All entries must be extracted exactly, with nothing added or dropped.

§ **INFORMATION GIVEN**
= = = = = = =

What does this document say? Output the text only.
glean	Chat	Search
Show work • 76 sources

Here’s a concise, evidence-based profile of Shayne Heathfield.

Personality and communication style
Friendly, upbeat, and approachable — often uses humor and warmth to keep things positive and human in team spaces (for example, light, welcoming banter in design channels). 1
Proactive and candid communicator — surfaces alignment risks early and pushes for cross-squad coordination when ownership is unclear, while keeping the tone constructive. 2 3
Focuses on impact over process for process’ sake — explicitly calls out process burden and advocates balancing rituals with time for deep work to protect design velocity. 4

= = = = = = =

§ **EXERCISE SOLUTION**
What does this document say? Output the text only.
glean	Chat	Search
Show work • 76 sources

Here’s a concise, evidence-based profile of Shayne Heathfield.

Personality and communication style
Friendly, upbeat, and approachable — often uses humor and warmth to keep things positive and human in team spaces (for example, light, welcoming banter in design channels). 1
Proactive and candid communicator — surfaces alignment risks early and pushes for cross-squad coordination when ownership is unclear, while keeping the tone constructive. 2 3
Focuses on impact over process for process’ sake — explicitly calls out process burden and advocates balancing rituals with time for deep work to protect design velocity. 4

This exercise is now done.